**EXTRACTED DATA:**
+ + + +
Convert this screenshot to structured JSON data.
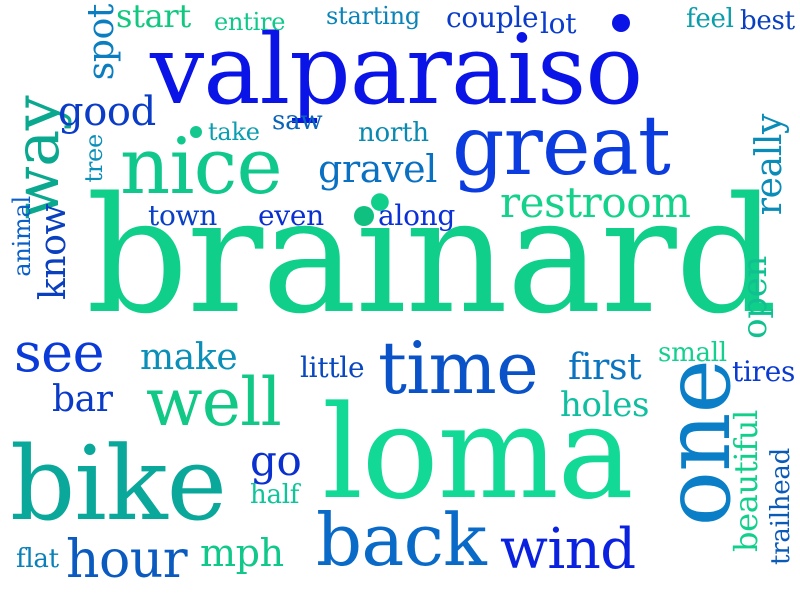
+ + + +
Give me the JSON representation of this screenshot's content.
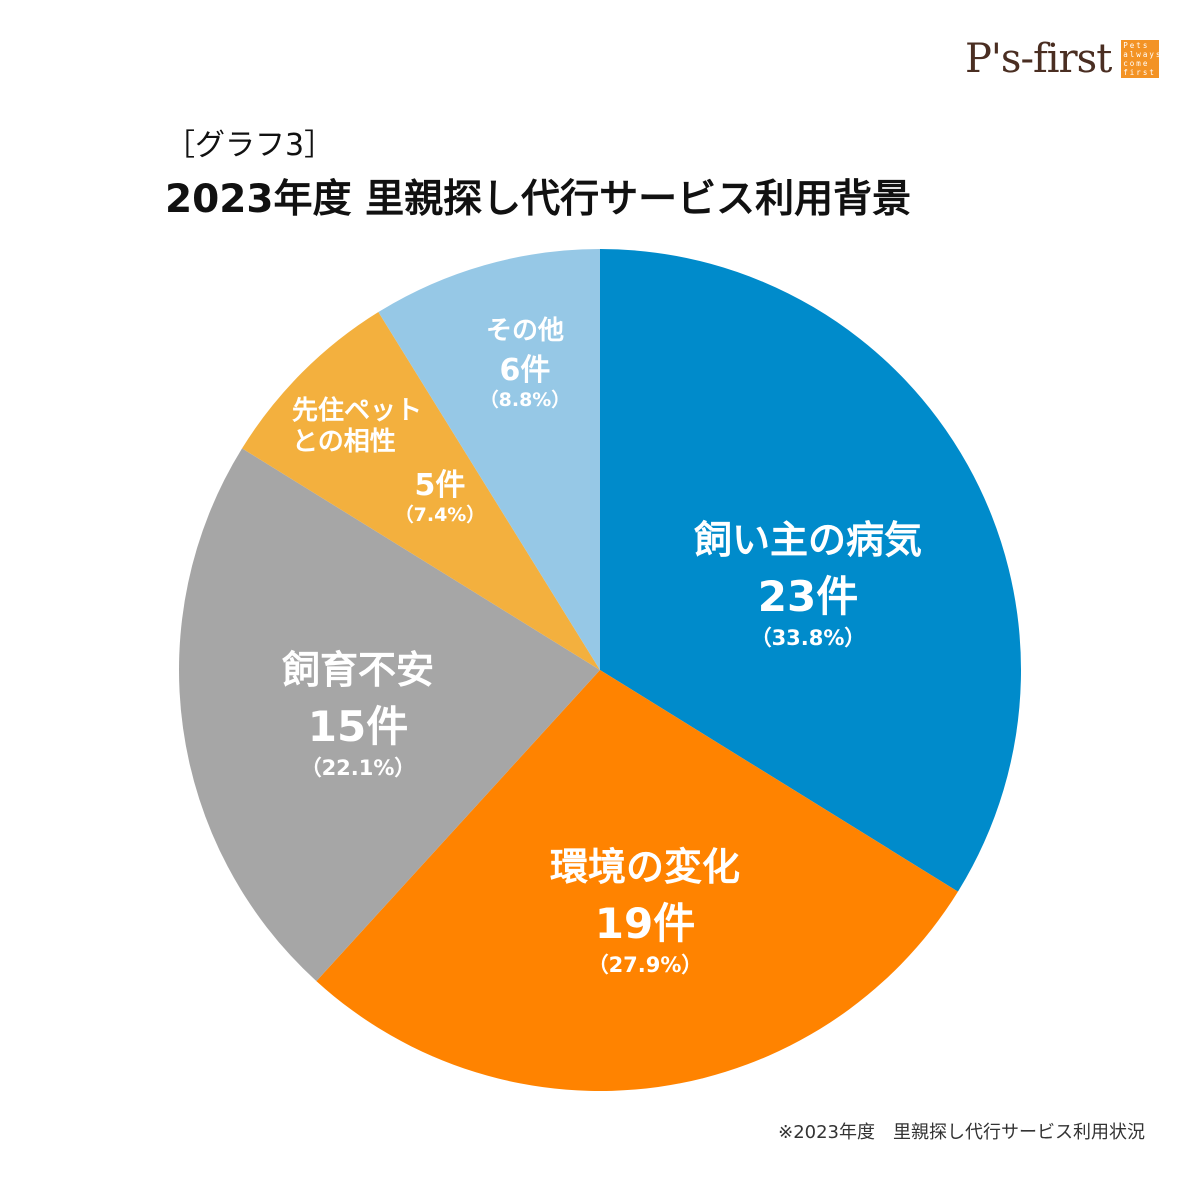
+ + + +
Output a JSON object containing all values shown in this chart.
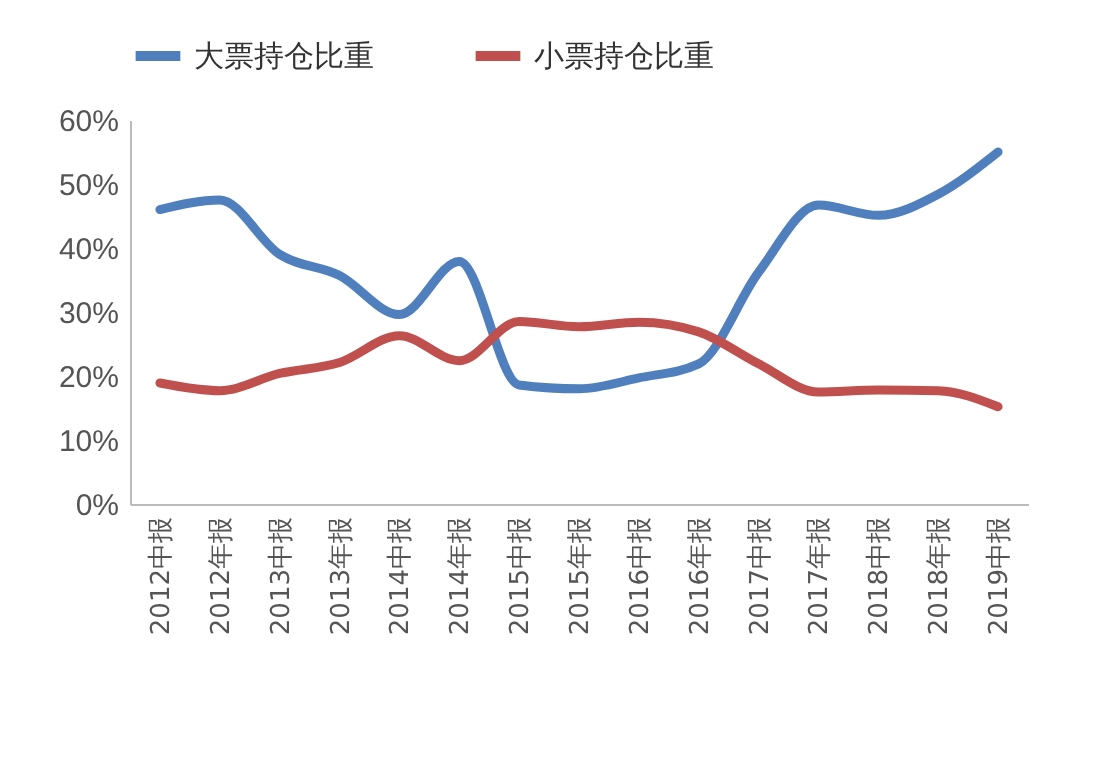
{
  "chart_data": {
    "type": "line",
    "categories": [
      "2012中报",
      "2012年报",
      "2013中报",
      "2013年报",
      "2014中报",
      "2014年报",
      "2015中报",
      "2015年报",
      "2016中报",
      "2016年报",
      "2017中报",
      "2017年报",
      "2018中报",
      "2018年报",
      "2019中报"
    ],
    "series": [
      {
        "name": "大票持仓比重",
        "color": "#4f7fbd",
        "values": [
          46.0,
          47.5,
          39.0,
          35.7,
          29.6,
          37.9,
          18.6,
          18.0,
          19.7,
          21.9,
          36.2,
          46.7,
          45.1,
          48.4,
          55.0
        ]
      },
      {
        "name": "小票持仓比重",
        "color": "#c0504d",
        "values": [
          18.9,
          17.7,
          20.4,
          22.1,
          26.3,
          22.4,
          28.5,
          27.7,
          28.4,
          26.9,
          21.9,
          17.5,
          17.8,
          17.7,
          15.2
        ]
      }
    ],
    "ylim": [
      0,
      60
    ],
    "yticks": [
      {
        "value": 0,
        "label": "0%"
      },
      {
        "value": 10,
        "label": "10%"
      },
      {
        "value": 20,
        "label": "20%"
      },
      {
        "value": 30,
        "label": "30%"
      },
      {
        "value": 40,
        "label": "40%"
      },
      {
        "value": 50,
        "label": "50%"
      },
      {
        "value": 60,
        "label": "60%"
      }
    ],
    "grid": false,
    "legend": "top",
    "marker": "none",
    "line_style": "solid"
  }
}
+ + + +
**EXERCISE AIM:**
From the data above, work out how many lines contain the string "screenshot" and reply with only the number.

**OUTPUT FOR THIS EXERCISE:**
2